It’s easy to get into a writing rut when you’re spending so much time writing about or for one thing. I’ve been busy writing for my book but in an effort to keep my brain nimble I’m also peppering in work based on writing prompts from the groups or pages I’m a member of.
Today, I saw one from Writer’s Digest that piqued my interest as a former photography and darkroom instructor. The prompt is this:
Your character is a photography student using a darkroom. While their film processes, they realize that they’ve captured something that they hadn’t intended on… what is it? Word count of 500 max.

Sounds good to me; here we go!
Found in the Darkroom
Beth was excited to process the film she had shot on the class trip downtown. The assignment was to ‘capture pattern and texture that we see but don’t notice’ and she felt she had nailed it. She concentrated on details in the buildings and sidewalks, filling her frames with repetitive stonework, bricks, and gravel.
Shooting was great but she loved processing film; she felt she was opening a Christmas present every time because although she knew what she thought her images would look like, there was always a surprise. Sometimes good, sometimes not so much. Either way, the anticipation was addictive.
Working quietly, she finished processing the film, dried the negatives and prepared to make a contact sheet. Cutting the film into the neat, five-frame strips she was pleased with what she saw. Not bad, she thought to herself, becoming even more eager to print off the sheet.
She moved her work to one of the available enlargers and made her contact sheet. Taking the still-white paper to the chemical baths she thought, here comes the best part. And as always, as she gently moved the paper around in the developer with her tongs, the images started to appear. The contrast was great, the exposure too. She was pleased! She moved the paper through the stop and rinse and found a spot on the strings to dry. Standing back and looking at her work, she was proud of how much she had improved since the beginning of the year when her images were just muddy shades of grey rather than the sharp images she saw before her now. Then she noticed it. She tilted her head to line up with the diagonally hanging sheet and looked closer.

→ PROMPT 1
In the darkroom writing post, what is the maximum word count the Writer's Digest prompt allows?

→ DATA ROWS
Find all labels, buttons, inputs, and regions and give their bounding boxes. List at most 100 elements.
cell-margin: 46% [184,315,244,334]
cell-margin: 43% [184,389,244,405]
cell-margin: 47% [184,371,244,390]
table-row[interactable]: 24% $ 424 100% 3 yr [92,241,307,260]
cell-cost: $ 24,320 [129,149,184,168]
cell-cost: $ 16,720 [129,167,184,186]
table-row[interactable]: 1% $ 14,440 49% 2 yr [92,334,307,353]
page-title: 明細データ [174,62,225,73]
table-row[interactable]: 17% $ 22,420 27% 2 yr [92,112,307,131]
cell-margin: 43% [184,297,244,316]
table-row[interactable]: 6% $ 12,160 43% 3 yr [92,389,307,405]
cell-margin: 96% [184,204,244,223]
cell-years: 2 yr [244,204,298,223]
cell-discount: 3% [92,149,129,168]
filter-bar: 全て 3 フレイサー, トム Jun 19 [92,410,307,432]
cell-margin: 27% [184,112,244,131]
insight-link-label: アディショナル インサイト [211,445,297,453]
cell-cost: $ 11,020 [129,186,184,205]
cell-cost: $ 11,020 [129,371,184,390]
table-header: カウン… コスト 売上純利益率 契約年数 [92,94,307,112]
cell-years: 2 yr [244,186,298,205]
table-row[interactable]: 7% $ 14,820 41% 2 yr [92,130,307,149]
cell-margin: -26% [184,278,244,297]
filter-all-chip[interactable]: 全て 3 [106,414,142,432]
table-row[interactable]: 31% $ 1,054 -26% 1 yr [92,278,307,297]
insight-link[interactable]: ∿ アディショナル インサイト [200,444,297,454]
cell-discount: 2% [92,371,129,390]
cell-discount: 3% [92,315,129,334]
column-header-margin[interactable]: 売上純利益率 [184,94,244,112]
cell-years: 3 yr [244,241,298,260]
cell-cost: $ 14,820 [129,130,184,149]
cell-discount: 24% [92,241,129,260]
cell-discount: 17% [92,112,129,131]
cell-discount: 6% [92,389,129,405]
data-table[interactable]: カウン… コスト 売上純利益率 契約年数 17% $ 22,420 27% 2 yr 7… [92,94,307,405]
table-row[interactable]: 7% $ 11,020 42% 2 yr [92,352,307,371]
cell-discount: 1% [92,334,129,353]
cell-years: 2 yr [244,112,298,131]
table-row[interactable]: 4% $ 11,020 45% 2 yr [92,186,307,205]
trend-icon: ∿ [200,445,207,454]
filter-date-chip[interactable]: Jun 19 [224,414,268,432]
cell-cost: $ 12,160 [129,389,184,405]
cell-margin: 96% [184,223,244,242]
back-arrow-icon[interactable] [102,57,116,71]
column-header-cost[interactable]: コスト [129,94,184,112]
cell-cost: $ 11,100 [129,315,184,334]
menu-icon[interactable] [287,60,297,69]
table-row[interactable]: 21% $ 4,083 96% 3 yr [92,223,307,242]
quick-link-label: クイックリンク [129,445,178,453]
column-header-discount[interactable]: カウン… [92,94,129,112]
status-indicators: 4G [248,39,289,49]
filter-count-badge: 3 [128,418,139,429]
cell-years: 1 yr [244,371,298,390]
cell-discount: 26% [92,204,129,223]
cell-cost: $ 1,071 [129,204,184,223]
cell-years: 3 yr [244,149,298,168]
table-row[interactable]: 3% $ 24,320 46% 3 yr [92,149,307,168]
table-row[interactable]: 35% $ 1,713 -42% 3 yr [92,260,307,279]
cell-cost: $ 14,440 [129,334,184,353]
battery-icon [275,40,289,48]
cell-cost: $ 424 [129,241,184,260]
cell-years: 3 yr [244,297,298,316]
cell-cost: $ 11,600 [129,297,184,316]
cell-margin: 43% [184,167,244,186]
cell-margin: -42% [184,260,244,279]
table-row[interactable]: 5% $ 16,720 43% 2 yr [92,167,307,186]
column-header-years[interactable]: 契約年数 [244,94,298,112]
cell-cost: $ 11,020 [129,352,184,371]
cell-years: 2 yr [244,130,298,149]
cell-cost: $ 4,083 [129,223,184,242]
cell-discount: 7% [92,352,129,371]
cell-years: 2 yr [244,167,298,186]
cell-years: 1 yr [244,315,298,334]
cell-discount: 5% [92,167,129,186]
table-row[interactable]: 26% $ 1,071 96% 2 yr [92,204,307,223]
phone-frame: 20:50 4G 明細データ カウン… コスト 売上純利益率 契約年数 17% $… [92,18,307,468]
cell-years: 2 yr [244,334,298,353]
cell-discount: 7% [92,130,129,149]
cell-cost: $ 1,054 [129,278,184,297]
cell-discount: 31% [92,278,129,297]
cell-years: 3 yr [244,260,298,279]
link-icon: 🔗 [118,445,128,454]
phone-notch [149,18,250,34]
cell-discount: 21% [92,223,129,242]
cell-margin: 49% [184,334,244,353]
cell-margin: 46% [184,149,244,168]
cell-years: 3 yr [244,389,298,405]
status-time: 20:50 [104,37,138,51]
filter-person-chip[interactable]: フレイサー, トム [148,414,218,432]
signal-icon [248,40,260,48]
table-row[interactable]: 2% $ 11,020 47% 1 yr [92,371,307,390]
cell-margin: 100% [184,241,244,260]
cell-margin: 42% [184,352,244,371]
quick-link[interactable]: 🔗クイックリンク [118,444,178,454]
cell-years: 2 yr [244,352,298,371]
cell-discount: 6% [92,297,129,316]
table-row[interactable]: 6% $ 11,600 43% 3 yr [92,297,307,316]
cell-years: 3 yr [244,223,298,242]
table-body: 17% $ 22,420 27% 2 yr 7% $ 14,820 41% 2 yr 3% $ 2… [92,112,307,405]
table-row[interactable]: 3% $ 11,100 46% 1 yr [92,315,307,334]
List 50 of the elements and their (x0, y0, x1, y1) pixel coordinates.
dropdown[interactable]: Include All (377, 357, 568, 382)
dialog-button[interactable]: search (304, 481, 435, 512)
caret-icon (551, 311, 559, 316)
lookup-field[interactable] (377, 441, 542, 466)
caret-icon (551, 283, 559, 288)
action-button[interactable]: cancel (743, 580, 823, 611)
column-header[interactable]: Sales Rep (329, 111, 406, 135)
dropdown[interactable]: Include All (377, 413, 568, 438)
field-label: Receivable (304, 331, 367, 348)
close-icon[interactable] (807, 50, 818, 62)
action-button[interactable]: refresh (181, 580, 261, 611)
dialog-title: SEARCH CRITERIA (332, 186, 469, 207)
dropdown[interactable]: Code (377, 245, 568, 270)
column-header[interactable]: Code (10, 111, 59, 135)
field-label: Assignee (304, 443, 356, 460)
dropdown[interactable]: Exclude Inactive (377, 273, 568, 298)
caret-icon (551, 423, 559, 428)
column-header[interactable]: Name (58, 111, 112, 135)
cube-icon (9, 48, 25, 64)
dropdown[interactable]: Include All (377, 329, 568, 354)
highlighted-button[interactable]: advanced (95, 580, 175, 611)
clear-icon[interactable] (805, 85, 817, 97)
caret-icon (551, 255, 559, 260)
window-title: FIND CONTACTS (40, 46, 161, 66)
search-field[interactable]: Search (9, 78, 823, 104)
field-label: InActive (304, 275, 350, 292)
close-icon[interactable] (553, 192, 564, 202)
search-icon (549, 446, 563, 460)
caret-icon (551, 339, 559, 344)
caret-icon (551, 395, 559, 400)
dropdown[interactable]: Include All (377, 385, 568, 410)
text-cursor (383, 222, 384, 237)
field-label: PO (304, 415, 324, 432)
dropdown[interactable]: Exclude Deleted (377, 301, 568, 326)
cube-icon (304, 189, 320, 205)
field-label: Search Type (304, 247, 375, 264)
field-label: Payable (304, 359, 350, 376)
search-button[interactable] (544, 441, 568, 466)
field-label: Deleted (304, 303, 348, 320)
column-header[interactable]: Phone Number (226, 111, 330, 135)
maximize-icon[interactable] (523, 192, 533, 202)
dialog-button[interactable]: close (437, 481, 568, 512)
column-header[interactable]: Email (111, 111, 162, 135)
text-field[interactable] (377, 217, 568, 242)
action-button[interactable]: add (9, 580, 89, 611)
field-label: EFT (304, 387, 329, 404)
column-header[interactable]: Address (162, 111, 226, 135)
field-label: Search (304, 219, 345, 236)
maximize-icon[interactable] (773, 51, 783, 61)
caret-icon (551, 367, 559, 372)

→ PROMPT 2
Rewrite the records from their first line through the line containing "cell-cost: $ 11,020 [129,186,184,205]", including that line, and substitute "cell-price" for "cell-cost". Leave everything else unchanged and give only those lines.

→ CORRECT RESULT 1
500 words.

→ CORRECT RESULT 2
Find all labels, buttons, inputs, and regions and give their bounding boxes. List at most 100 elements.
cell-margin: 46% [184,315,244,334]
cell-margin: 43% [184,389,244,405]
cell-margin: 47% [184,371,244,390]
table-row[interactable]: 24% $ 424 100% 3 yr [92,241,307,260]
cell-price: $ 24,320 [129,149,184,168]
cell-price: $ 16,720 [129,167,184,186]
table-row[interactable]: 1% $ 14,440 49% 2 yr [92,334,307,353]
page-title: 明細データ [174,62,225,73]
table-row[interactable]: 17% $ 22,420 27% 2 yr [92,112,307,131]
cell-margin: 43% [184,297,244,316]
table-row[interactable]: 6% $ 12,160 43% 3 yr [92,389,307,405]
cell-margin: 96% [184,204,244,223]
cell-years: 2 yr [244,204,298,223]
cell-discount: 3% [92,149,129,168]
filter-bar: 全て 3 フレイサー, トム Jun 19 [92,410,307,432]
cell-margin: 27% [184,112,244,131]
insight-link-label: アディショナル インサイト [211,445,297,453]
cell-price: $ 11,020 [129,186,184,205]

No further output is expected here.